Return, word for word, every line that follows.
──────────────────────────────
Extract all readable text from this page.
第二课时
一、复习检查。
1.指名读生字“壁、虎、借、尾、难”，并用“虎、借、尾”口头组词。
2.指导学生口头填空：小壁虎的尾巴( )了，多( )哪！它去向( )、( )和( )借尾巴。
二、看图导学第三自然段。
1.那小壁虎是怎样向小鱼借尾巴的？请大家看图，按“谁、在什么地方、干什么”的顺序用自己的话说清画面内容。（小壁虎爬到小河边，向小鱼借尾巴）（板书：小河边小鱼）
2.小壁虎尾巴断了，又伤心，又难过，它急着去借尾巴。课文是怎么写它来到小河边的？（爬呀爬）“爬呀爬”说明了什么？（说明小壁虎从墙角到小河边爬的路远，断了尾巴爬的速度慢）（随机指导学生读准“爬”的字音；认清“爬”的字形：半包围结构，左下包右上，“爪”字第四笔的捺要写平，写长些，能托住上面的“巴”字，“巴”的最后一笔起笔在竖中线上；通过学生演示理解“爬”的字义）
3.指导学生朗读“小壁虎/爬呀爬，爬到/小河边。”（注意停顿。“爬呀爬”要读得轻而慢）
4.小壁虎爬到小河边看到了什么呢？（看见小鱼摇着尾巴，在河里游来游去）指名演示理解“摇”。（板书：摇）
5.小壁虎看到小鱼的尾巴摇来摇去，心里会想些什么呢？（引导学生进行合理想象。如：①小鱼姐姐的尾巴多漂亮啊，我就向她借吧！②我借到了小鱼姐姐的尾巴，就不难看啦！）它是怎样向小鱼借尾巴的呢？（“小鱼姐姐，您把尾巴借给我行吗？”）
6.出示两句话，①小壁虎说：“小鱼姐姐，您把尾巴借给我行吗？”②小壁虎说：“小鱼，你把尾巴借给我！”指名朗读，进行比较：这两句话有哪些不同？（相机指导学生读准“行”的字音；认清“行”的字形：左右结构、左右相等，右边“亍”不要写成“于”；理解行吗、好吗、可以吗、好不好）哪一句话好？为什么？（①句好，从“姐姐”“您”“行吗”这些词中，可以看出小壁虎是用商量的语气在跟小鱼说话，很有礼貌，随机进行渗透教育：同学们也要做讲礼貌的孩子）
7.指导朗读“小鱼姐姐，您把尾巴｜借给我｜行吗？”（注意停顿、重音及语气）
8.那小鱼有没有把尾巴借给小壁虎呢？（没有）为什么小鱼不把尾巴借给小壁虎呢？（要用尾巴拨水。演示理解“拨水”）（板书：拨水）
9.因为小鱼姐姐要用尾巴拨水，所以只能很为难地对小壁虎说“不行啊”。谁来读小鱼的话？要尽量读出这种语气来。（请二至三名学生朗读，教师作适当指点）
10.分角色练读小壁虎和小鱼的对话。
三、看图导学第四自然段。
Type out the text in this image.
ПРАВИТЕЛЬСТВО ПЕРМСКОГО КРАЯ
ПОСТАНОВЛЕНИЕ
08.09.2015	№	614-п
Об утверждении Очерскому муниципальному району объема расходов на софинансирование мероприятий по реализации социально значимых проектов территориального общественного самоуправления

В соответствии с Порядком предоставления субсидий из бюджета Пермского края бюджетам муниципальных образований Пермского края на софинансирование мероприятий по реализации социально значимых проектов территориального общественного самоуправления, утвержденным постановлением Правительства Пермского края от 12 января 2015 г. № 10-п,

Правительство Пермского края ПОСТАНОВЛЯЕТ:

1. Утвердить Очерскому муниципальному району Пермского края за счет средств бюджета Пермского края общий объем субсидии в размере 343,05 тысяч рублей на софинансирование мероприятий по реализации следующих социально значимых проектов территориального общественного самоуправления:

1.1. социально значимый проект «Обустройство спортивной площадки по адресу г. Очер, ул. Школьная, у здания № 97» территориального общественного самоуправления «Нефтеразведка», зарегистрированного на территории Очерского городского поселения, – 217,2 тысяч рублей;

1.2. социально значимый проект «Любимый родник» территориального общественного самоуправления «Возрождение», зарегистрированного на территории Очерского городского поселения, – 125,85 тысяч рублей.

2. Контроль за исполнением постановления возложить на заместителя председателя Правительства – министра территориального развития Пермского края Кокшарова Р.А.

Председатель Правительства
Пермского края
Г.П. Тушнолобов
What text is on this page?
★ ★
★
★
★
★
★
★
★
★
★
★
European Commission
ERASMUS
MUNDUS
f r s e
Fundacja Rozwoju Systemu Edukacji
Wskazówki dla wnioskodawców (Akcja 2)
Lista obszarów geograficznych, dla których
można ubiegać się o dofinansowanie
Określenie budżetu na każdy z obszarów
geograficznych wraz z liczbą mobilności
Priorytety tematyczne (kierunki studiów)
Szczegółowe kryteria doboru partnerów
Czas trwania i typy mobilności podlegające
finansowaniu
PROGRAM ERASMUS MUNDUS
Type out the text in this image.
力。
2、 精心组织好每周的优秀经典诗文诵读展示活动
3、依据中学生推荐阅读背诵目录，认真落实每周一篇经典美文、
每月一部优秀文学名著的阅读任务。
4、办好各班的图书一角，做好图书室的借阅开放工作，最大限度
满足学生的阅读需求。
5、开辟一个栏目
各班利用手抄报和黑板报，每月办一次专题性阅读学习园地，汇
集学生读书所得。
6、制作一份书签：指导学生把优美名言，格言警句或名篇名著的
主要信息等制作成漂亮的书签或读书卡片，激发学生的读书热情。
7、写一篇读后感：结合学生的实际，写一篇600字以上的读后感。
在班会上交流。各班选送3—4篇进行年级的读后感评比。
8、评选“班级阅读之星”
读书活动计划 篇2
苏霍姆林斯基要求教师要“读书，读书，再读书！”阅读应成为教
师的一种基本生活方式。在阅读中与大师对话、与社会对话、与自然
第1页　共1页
──────────────────────────────
→ **COMPLETED TASK**:
Extract all readable text from this page.
第二课时
一、复习检查。
1.指名读生字“壁、虎、借、尾、难”，并用“虎、借、尾”口头组词。
2.指导学生口头填空：小壁虎的尾巴( )了，多( )哪！它去向( )、( )和( )借尾巴。
二、看图导学第三自然段。
1.那小壁虎是怎样向小鱼借尾巴的？请大家看图，按“谁、在什么地方、干什么”的顺序用自己的话说清画面内容。（小壁虎爬到小河边，向小鱼借尾巴）（板书：小河边小鱼）
2.小壁虎尾巴断了，又伤心，又难过，它急着去借尾巴。课文是怎么写它来到小河边的？（爬呀爬）“爬呀爬”说明了什么？（说明小壁虎从墙角到小河边爬的路远，断了尾巴爬的速度慢）（随机指导学生读准“爬”的字音；认清“爬”的字形：半包围结构，左下包右上，“爪”字第四笔的捺要写平，写长些，能托住上面的“巴”字，“巴”的最后一笔起笔在竖中线上；通过学生演示理解“爬”的字义）
3.指导学生朗读“小壁虎/爬呀爬，爬到/小河边。”（注意停顿。“爬呀爬”要读得轻而慢）
4.小壁虎爬到小河边看到了什么呢？（看见小鱼摇着尾巴，在河里游来游去）指名演示理解“摇”。（板书：摇）
5.小壁虎看到小鱼的尾巴摇来摇去，心里会想些什么呢？（引导学生进行合理想象。如：①小鱼姐姐的尾巴多漂亮啊，我就向她借吧！②我借到了小鱼姐姐的尾巴，就不难看啦！）它是怎样向小鱼借尾巴的呢？（“小鱼姐姐，您把尾巴借给我行吗？”）
6.出示两句话，①小壁虎说：“小鱼姐姐，您把尾巴借给我行吗？”②小壁虎说：“小鱼，你把尾巴借给我！”指名朗读，进行比较：这两句话有哪些不同？（相机指导学生读准“行”的字音；认清“行”的字形：左右结构、左右相等，右边“亍”不要写成“于”；理解行吗、好吗、可以吗、好不好）哪一句话好？为什么？（①句好，从“姐姐”“您”“行吗”这些词中，可以看出小壁虎是用商量的语气在跟小鱼说话，很有礼貌，随机进行渗透教育：同学们也要做讲礼貌的孩子）
7.指导朗读“小鱼姐姐，您把尾巴｜借给我｜行吗？”（注意停顿、重音及语气）
8.那小鱼有没有把尾巴借给小壁虎呢？（没有）为什么小鱼不把尾巴借给小壁虎呢？（要用尾巴拨水。演示理解“拨水”）（板书：拨水）
9.因为小鱼姐姐要用尾巴拨水，所以只能很为难地对小壁虎说“不行啊”。谁来读小鱼的话？要尽量读出这种语气来。（请二至三名学生朗读，教师作适当指点）
10.分角色练读小壁虎和小鱼的对话。
三、看图导学第四自然段。
Type out the text in this image.
ПРАВИТЕЛЬСТВО ПЕРМСКОГО КРАЯ
ПОСТАНОВЛЕНИЕ
08.09.2015	№	614-п
Об утверждении Очерскому муниципальному району объема расходов на софинансирование мероприятий по реализации социально значимых проектов территориального общественного самоуправления

В соответствии с Порядком предоставления субсидий из бюджета Пермского края бюджетам муниципальных образований Пермского края на софинансирование мероприятий по реализации социально значимых проектов территориального общественного самоуправления, утвержденным постановлением Правительства Пермского края от 12 января 2015 г. № 10-п,

Правительство Пермского края ПОСТАНОВЛЯЕТ:

1. Утвердить Очерскому муниципальному району Пермского края за счет средств бюджета Пермского края общий объем субсидии в размере 343,05 тысяч рублей на софинансирование мероприятий по реализации следующих социально значимых проектов территориального общественного самоуправления:

1.1. социально значимый проект «Обустройство спортивной площадки по адресу г. Очер, ул. Школьная, у здания № 97» территориального общественного самоуправления «Нефтеразведка», зарегистрированного на территории Очерского городского поселения, – 217,2 тысяч рублей;

1.2. социально значимый проект «Любимый родник» территориального общественного самоуправления «Возрождение», зарегистрированного на территории Очерского городского поселения, – 125,85 тысяч рублей.

2. Контроль за исполнением постановления возложить на заместителя председателя Правительства – министра территориального развития Пермского края Кокшарова Р.А.

Председатель Правительства
Пермского края
Г.П. Тушнолобов
What text is on this page?
★ ★
★
★
★
★
★
★
★
★
★
★
European Commission
ERASMUS
MUNDUS
f r s e
Fundacja Rozwoju Systemu Edukacji
Wskazówki dla wnioskodawców (Akcja 2)
Lista obszarów geograficznych, dla których
można ubiegać się o dofinansowanie
Określenie budżetu na każdy z obszarów
geograficznych wraz z liczbą mobilności
Priorytety tematyczne (kierunki studiów)
Szczegółowe kryteria doboru partnerów
Czas trwania i typy mobilności podlegające
finansowaniu
PROGRAM ERASMUS MUNDUS
Type out the text in this image.
力。
2、 精心组织好每周的优秀经典诗文诵读展示活动
3、依据中学生推荐阅读背诵目录，认真落实每周一篇经典美文、
每月一部优秀文学名著的阅读任务。
4、办好各班的图书一角，做好图书室的借阅开放工作，最大限度
满足学生的阅读需求。
5、开辟一个栏目
各班利用手抄报和黑板报，每月办一次专题性阅读学习园地，汇
集学生读书所得。
6、制作一份书签：指导学生把优美名言，格言警句或名篇名著的
主要信息等制作成漂亮的书签或读书卡片，激发学生的读书热情。
7、写一篇读后感：结合学生的实际，写一篇600字以上的读后感。
在班会上交流。各班选送3—4篇进行年级的读后感评比。
8、评选“班级阅读之星”
读书活动计划 篇2
苏霍姆林斯基要求教师要“读书，读书，再读书！”阅读应成为教
师的一种基本生活方式。在阅读中与大师对话、与社会对话、与自然
第1页　共1页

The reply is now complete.